▸ What the task asks:
Count how many lines hold the word "революция" and give that number as the whole answer.

=== Input data ===

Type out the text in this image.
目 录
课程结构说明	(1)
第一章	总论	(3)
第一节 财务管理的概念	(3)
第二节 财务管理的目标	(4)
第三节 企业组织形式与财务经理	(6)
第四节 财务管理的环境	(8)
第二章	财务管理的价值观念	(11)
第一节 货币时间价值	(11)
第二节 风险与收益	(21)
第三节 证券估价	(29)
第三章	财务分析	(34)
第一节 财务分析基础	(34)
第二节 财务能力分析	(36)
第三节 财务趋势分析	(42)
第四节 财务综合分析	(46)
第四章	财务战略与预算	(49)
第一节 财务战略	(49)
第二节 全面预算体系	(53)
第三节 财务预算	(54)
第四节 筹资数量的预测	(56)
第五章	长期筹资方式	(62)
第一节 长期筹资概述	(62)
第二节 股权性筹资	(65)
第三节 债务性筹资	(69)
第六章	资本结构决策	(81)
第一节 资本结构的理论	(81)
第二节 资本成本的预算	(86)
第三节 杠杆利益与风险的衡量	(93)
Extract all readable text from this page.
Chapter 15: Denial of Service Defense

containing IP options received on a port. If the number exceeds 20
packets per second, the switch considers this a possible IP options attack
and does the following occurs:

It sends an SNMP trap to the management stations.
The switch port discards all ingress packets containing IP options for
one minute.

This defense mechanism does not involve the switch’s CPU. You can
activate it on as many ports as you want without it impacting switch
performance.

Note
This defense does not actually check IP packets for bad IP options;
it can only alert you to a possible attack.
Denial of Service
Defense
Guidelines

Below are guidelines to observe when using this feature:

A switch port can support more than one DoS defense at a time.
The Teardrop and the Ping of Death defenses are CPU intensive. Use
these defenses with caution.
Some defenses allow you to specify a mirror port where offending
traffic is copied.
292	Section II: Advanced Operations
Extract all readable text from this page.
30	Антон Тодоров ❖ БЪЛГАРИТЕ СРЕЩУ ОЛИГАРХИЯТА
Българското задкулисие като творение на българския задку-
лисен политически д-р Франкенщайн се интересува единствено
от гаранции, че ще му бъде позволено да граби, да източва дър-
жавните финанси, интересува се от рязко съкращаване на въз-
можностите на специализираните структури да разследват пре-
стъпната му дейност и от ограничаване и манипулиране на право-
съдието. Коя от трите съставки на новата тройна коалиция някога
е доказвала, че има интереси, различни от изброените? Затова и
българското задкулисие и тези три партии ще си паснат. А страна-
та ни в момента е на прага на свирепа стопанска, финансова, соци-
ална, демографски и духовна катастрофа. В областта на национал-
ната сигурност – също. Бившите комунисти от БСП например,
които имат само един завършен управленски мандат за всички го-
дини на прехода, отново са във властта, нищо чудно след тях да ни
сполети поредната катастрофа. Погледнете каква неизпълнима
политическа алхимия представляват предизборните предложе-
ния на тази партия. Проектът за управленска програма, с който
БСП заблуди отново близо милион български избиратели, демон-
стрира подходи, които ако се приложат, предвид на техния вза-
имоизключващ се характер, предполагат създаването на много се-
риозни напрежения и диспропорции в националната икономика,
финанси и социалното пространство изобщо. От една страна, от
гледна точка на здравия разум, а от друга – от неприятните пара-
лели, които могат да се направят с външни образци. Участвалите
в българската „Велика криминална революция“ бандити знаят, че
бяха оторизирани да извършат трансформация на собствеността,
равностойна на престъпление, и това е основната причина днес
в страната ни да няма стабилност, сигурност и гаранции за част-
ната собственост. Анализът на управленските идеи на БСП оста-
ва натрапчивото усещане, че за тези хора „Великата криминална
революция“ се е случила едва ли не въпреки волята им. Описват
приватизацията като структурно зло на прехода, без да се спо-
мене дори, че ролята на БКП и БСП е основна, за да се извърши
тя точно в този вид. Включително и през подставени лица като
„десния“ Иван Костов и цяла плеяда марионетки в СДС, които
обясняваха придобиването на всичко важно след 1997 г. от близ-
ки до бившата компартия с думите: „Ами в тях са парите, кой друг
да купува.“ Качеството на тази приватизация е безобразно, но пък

===

▸ The output:
2